### Instructions for the task
From the listing below, extract every line in which the word "What" appears.

### Supplied records
++++++++

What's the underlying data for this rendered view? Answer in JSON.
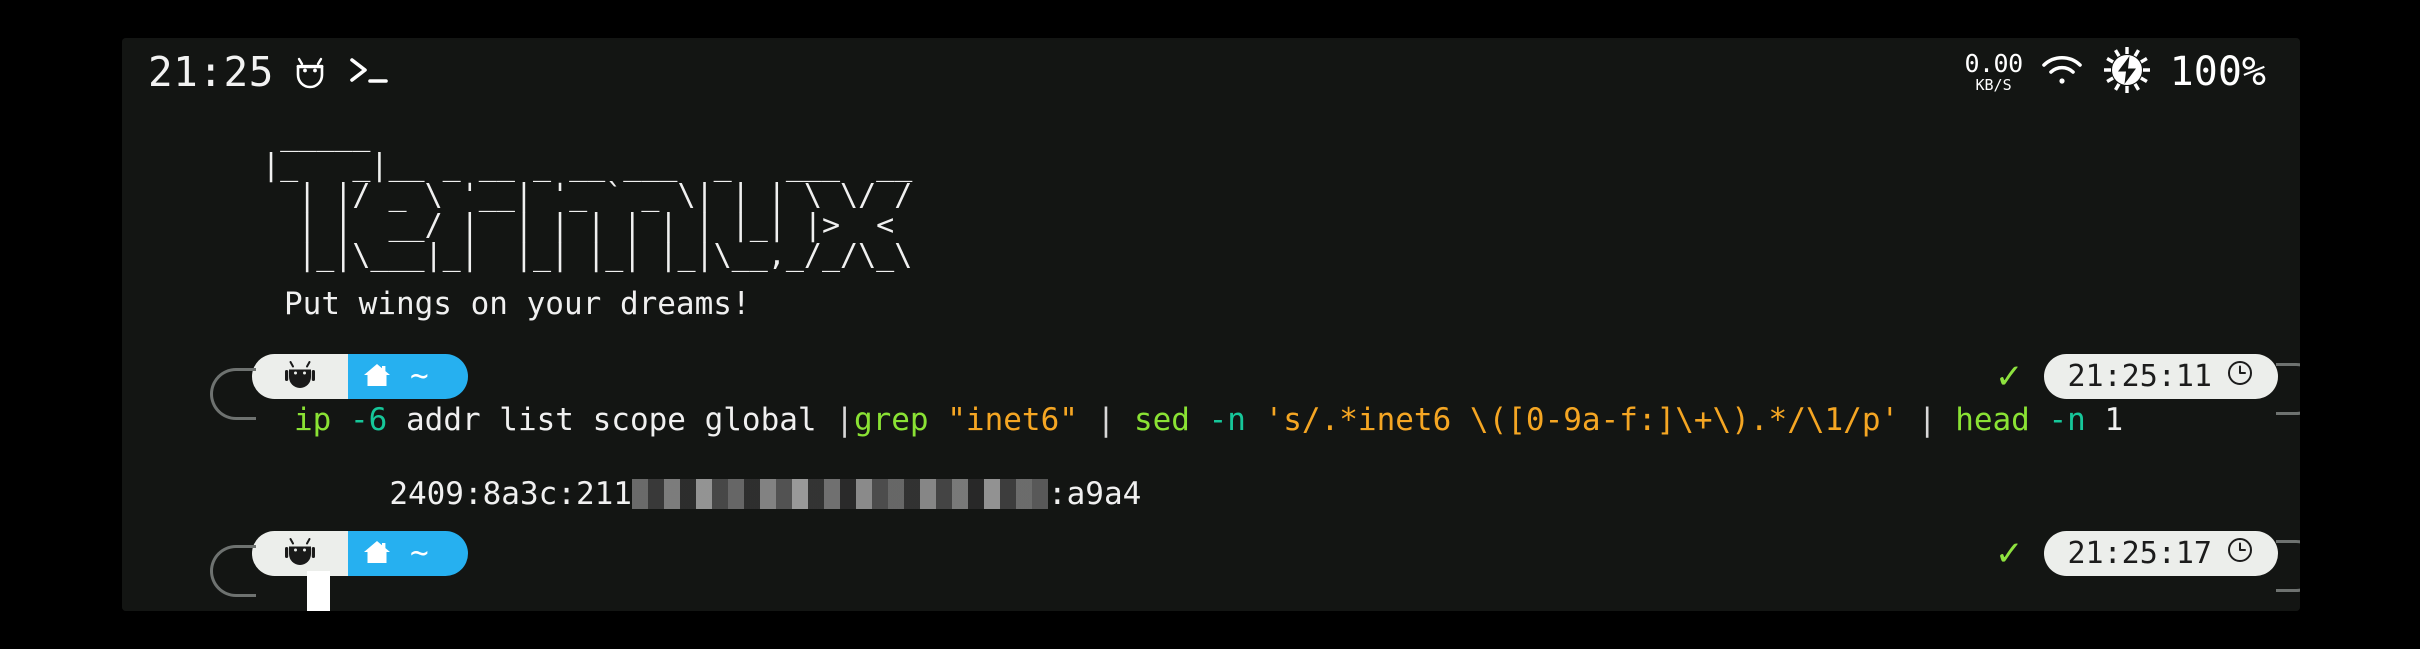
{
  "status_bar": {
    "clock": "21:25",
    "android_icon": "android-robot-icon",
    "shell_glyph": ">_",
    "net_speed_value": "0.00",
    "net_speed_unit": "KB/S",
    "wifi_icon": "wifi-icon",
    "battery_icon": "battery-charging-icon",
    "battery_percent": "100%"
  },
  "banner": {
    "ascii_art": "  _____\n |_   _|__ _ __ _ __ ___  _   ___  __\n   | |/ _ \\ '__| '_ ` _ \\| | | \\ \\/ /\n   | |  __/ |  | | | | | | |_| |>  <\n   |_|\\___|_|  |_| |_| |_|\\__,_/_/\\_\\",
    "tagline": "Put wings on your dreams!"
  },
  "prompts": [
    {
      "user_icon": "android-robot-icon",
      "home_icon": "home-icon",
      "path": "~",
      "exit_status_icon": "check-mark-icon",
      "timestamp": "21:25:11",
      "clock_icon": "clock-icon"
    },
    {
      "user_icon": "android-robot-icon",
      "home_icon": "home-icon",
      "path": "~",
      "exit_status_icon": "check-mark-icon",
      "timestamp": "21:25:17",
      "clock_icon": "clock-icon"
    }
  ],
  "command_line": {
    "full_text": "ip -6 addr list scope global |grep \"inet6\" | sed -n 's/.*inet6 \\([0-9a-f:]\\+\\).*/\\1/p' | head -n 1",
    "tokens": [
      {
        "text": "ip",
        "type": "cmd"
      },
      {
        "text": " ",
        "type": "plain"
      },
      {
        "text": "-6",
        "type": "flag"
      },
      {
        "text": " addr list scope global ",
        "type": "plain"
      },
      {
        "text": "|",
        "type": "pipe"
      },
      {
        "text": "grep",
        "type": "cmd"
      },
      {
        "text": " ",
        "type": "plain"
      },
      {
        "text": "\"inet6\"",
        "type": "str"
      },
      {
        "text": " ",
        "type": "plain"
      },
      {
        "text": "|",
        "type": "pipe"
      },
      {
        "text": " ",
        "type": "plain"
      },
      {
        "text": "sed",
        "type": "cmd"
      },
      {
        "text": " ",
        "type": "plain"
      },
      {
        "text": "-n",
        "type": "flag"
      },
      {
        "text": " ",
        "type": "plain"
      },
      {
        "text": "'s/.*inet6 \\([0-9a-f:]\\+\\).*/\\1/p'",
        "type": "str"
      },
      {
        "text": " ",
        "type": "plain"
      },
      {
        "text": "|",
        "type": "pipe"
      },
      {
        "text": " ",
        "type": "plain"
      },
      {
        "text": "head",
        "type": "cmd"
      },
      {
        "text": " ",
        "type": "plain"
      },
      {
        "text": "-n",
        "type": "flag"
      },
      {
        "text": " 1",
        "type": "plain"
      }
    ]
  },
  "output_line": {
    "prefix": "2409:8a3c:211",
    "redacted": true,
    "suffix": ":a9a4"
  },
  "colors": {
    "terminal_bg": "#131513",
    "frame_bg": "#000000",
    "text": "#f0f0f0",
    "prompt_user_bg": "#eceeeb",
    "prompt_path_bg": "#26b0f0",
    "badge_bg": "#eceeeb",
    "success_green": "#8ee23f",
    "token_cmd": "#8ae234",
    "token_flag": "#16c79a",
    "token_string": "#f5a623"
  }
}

++++++++

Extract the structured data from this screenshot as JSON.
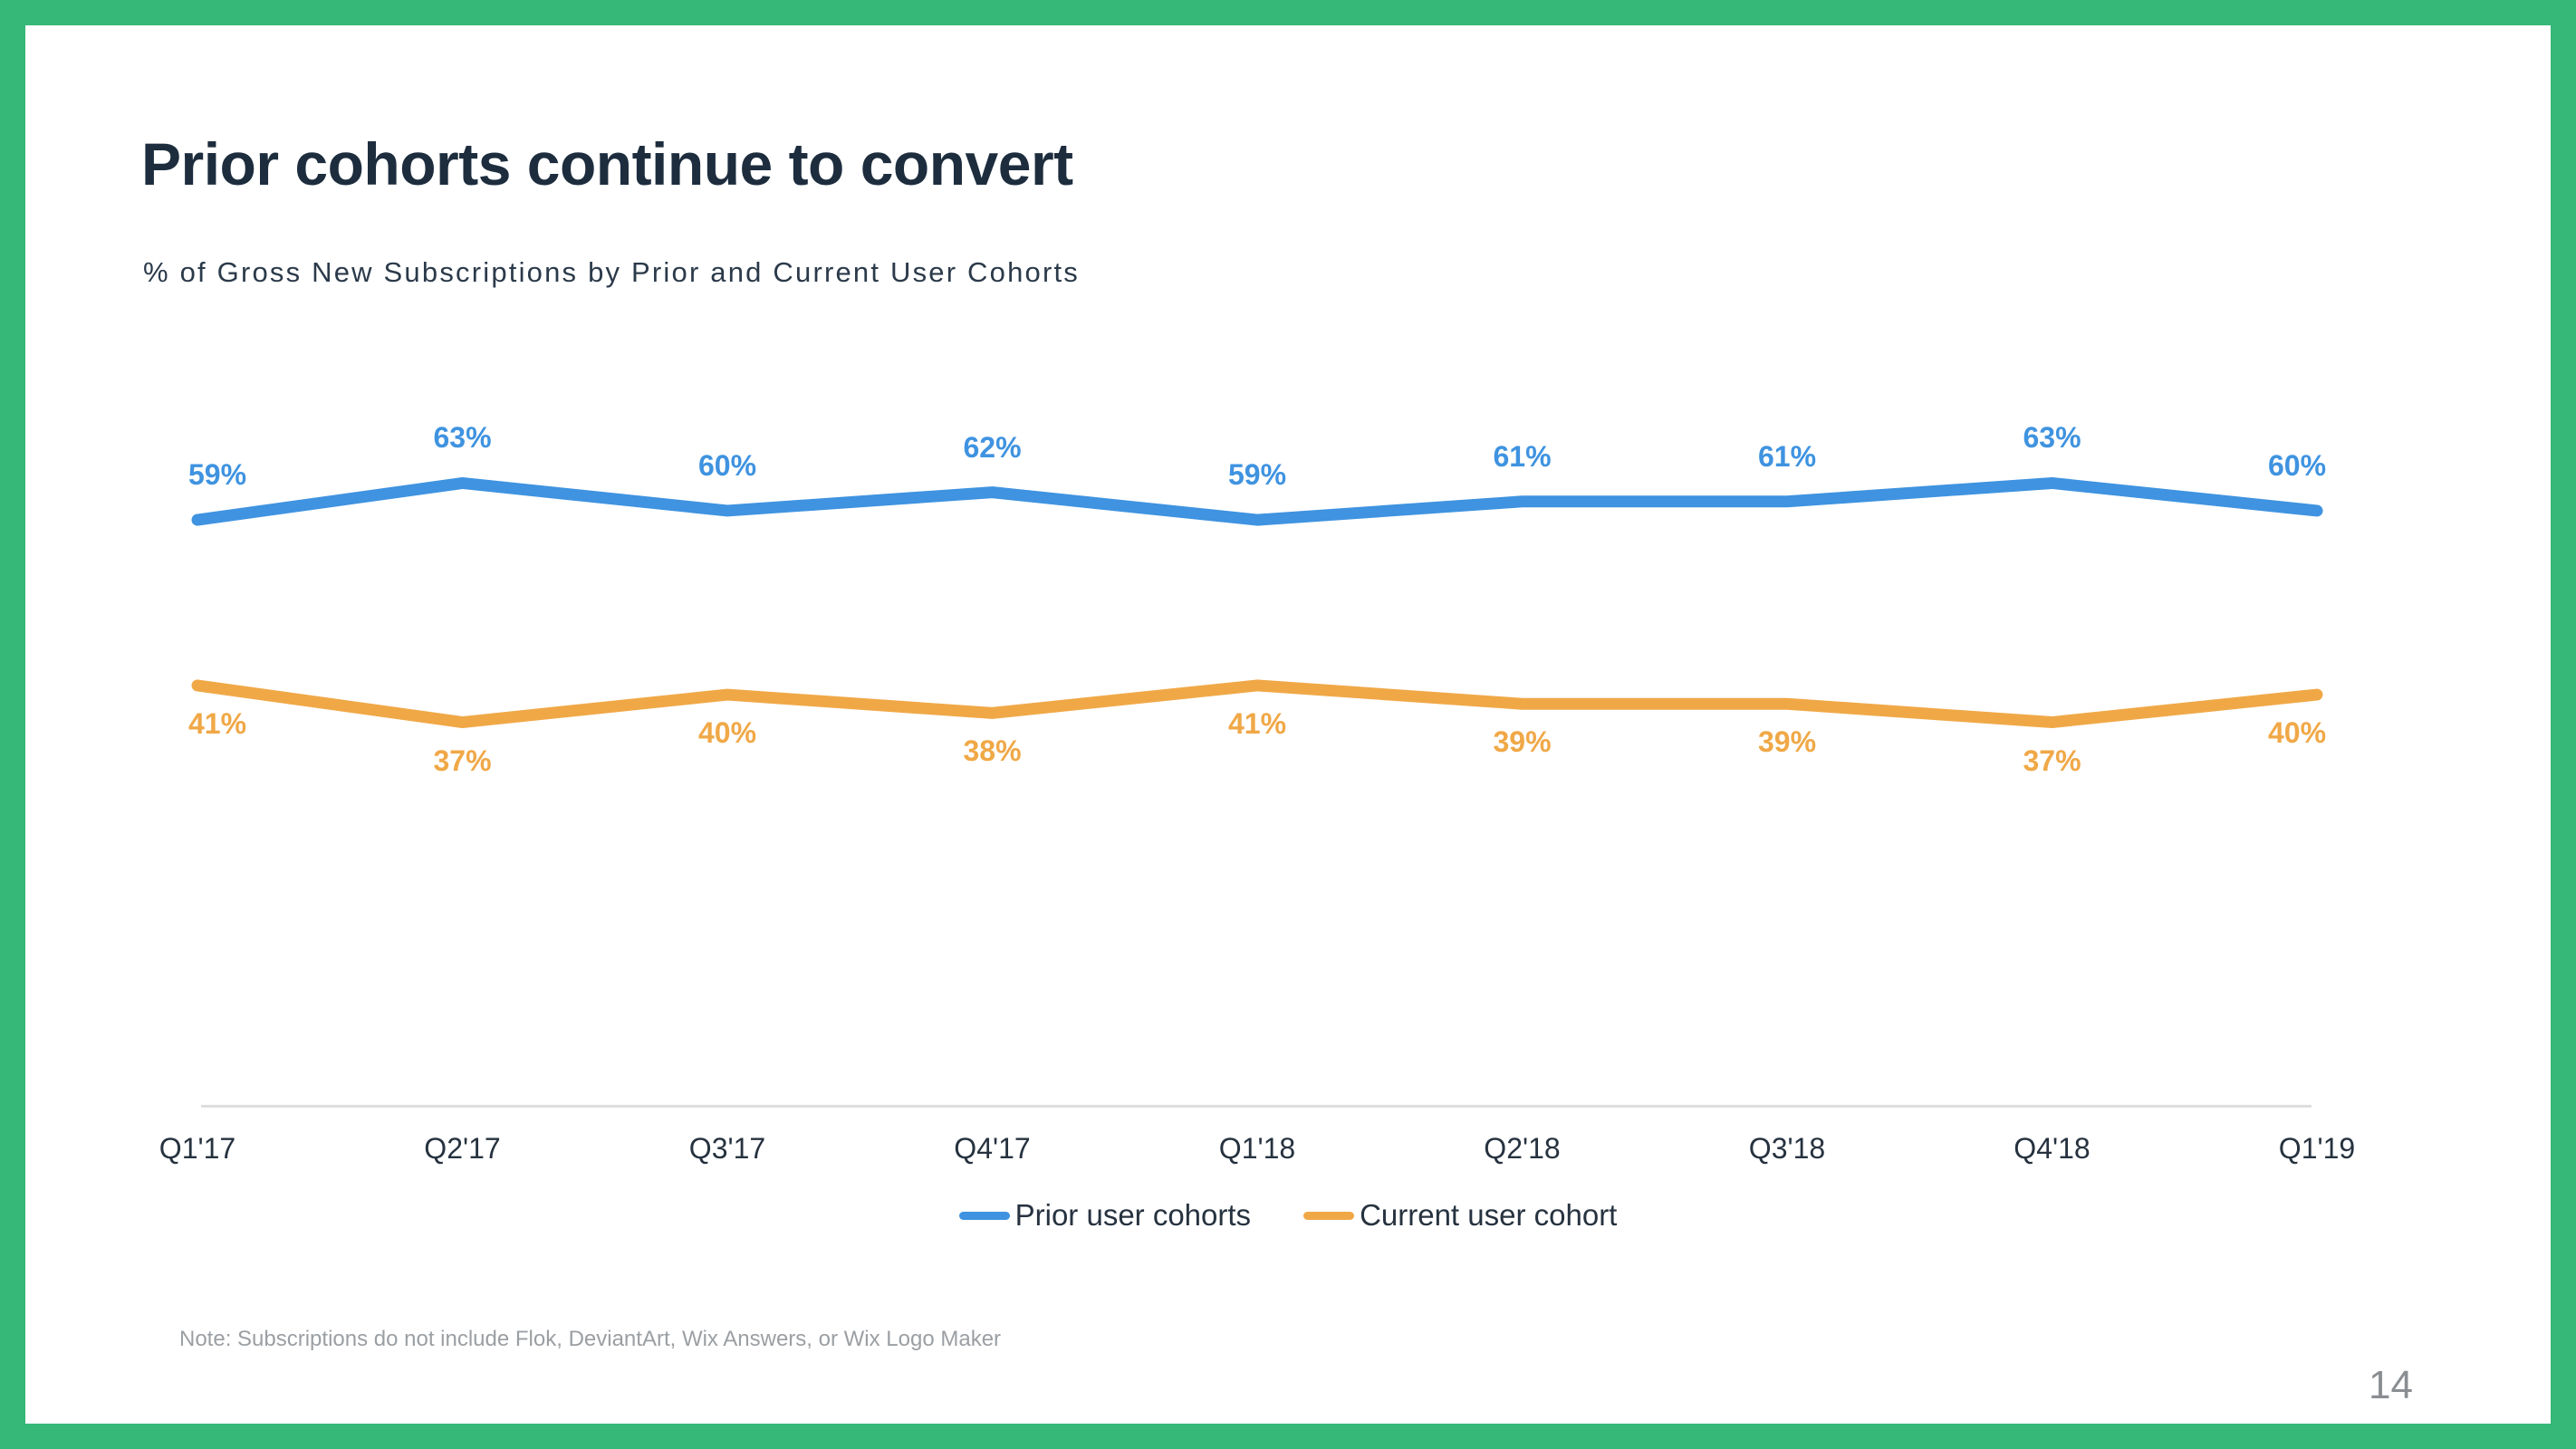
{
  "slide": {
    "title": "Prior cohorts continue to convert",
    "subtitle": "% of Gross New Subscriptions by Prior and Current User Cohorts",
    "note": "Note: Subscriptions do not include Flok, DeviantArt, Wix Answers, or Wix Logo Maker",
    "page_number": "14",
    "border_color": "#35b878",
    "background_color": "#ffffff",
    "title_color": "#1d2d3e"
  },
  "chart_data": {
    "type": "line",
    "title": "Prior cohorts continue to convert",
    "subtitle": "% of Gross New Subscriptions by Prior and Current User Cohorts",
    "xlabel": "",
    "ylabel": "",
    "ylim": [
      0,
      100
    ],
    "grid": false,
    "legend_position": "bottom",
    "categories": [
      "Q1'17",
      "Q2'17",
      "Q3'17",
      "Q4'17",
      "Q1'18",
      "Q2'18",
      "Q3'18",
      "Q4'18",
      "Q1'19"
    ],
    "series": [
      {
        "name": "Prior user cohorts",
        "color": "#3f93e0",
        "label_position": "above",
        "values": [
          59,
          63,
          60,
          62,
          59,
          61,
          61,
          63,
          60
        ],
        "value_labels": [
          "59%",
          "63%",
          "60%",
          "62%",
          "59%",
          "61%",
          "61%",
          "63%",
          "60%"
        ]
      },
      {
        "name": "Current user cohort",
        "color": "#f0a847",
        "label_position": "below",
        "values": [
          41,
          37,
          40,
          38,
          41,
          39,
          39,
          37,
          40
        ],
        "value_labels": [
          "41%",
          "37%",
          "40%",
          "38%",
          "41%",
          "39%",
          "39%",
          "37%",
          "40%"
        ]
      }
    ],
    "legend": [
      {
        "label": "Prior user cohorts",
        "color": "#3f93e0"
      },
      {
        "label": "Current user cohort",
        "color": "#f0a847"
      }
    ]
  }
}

++++++++

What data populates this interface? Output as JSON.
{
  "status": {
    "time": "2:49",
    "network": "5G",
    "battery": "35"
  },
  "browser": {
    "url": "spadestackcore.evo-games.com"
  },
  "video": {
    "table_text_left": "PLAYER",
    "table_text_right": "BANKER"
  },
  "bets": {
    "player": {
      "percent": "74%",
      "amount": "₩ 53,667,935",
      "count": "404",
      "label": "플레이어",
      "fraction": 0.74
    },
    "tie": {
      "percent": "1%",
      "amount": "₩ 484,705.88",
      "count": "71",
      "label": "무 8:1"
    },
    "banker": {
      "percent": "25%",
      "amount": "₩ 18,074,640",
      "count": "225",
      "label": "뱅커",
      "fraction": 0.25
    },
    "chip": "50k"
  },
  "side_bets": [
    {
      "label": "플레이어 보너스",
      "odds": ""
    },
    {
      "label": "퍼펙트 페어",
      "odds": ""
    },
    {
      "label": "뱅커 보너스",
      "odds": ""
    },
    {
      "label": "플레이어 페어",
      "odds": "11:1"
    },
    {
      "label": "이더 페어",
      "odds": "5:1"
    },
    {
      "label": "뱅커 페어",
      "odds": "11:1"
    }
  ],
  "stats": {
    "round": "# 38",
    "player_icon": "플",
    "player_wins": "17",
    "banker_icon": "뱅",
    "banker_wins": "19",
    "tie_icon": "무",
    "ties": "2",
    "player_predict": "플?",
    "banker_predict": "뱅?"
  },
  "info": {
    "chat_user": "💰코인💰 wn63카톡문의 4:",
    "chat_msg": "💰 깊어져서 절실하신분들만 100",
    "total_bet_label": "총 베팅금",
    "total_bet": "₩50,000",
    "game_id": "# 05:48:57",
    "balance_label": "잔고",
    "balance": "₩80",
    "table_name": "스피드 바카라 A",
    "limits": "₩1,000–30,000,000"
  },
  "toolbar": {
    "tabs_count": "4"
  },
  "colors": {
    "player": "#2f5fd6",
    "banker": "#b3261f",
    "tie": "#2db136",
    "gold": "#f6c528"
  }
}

++++++++

### Reply to the exercise
What's the underlying data for this rendered view? Answer in JSON.
What data populates this interface? Output as JSON.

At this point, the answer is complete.